▶ _Stated problem_
Copy out all of the material exactly as presented.

▶ _Input records_

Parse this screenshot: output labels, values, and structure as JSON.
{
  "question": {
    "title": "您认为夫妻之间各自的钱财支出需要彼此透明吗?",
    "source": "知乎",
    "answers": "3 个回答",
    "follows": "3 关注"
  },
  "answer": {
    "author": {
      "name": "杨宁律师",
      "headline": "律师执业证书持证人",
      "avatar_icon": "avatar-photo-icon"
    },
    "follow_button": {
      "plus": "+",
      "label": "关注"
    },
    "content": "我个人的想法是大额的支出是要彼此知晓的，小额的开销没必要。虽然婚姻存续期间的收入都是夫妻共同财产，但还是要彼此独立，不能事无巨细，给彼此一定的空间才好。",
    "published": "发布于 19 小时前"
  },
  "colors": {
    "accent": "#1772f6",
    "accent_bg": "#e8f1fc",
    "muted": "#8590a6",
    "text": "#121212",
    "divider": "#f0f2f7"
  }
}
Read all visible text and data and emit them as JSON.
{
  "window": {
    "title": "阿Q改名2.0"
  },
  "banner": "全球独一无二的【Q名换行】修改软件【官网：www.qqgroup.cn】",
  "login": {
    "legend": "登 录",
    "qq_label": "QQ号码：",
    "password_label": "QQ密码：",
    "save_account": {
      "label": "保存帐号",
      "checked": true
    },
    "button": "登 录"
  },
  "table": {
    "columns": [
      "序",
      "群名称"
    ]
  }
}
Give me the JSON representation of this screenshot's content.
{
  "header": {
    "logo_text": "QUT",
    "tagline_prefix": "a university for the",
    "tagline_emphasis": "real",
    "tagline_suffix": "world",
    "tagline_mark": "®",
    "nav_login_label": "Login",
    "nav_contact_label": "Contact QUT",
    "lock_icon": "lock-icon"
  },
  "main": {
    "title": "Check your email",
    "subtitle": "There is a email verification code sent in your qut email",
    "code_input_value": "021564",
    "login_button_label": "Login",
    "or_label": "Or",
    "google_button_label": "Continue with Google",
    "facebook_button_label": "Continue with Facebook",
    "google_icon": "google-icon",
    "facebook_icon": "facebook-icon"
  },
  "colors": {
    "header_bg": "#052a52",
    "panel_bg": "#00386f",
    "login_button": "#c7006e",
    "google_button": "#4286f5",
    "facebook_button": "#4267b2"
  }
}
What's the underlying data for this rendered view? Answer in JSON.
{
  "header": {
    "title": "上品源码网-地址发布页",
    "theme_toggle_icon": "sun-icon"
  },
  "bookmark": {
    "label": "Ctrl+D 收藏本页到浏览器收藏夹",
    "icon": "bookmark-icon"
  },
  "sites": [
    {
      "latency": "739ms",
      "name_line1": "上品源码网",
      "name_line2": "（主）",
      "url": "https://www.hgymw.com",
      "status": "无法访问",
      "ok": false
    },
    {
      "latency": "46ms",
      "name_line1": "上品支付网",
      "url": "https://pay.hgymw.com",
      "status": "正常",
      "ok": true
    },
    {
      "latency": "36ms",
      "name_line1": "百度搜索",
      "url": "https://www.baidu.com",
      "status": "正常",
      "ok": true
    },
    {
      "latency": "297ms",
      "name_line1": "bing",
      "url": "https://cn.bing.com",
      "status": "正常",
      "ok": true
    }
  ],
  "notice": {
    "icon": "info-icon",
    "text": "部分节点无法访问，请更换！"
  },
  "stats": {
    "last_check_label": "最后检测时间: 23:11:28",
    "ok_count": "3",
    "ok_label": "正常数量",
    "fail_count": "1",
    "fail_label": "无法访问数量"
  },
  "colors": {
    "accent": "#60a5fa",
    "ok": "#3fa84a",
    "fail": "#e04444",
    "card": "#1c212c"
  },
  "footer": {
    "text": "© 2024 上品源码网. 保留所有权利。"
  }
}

▶ _Answer in full_
Parse this screenshot: output labels, values, and structure as JSON.
{
  "question": {
    "title": "您认为夫妻之间各自的钱财支出需要彼此透明吗?",
    "source": "知乎",
    "answers": "3 个回答",
    "follows": "3 关注"
  },
  "answer": {
    "author": {
      "name": "杨宁律师",
      "headline": "律师执业证书持证人",
      "avatar_icon": "avatar-photo-icon"
    },
    "follow_button": {
      "plus": "+",
      "label": "关注"
    },
    "content": "我个人的想法是大额的支出是要彼此知晓的，小额的开销没必要。虽然婚姻存续期间的收入都是夫妻共同财产，但还是要彼此独立，不能事无巨细，给彼此一定的空间才好。",
    "published": "发布于 19 小时前"
  },
  "colors": {
    "accent": "#1772f6",
    "accent_bg": "#e8f1fc",
    "muted": "#8590a6",
    "text": "#121212",
    "divider": "#f0f2f7"
  }
}
Read all visible text and data and emit them as JSON.
{
  "window": {
    "title": "阿Q改名2.0"
  },
  "banner": "全球独一无二的【Q名换行】修改软件【官网：www.qqgroup.cn】",
  "login": {
    "legend": "登 录",
    "qq_label": "QQ号码：",
    "password_label": "QQ密码：",
    "save_account": {
      "label": "保存帐号",
      "checked": true
    },
    "button": "登 录"
  },
  "table": {
    "columns": [
      "序",
      "群名称"
    ]
  }
}
Give me the JSON representation of this screenshot's content.
{
  "header": {
    "logo_text": "QUT",
    "tagline_prefix": "a university for the",
    "tagline_emphasis": "real",
    "tagline_suffix": "world",
    "tagline_mark": "®",
    "nav_login_label": "Login",
    "nav_contact_label": "Contact QUT",
    "lock_icon": "lock-icon"
  },
  "main": {
    "title": "Check your email",
    "subtitle": "There is a email verification code sent in your qut email",
    "code_input_value": "021564",
    "login_button_label": "Login",
    "or_label": "Or",
    "google_button_label": "Continue with Google",
    "facebook_button_label": "Continue with Facebook",
    "google_icon": "google-icon",
    "facebook_icon": "facebook-icon"
  },
  "colors": {
    "header_bg": "#052a52",
    "panel_bg": "#00386f",
    "login_button": "#c7006e",
    "google_button": "#4286f5",
    "facebook_button": "#4267b2"
  }
}
What's the underlying data for this rendered view? Answer in JSON.
{
  "header": {
    "title": "上品源码网-地址发布页",
    "theme_toggle_icon": "sun-icon"
  },
  "bookmark": {
    "label": "Ctrl+D 收藏本页到浏览器收藏夹",
    "icon": "bookmark-icon"
  },
  "sites": [
    {
      "latency": "739ms",
      "name_line1": "上品源码网",
      "name_line2": "（主）",
      "url": "https://www.hgymw.com",
      "status": "无法访问",
      "ok": false
    },
    {
      "latency": "46ms",
      "name_line1": "上品支付网",
      "url": "https://pay.hgymw.com",
      "status": "正常",
      "ok": true
    },
    {
      "latency": "36ms",
      "name_line1": "百度搜索",
      "url": "https://www.baidu.com",
      "status": "正常",
      "ok": true
    },
    {
      "latency": "297ms",
      "name_line1": "bing",
      "url": "https://cn.bing.com",
      "status": "正常",
      "ok": true
    }
  ],
  "notice": {
    "icon": "info-icon",
    "text": "部分节点无法访问，请更换！"
  },
  "stats": {
    "last_check_label": "最后检测时间: 23:11:28",
    "ok_count": "3",
    "ok_label": "正常数量",
    "fail_count": "1",
    "fail_label": "无法访问数量"
  },
  "colors": {
    "accent": "#60a5fa",
    "ok": "#3fa84a",
    "fail": "#e04444",
    "card": "#1c212c"
  },
  "footer": {
    "text": "© 2024 上品源码网. 保留所有权利。"
  }
}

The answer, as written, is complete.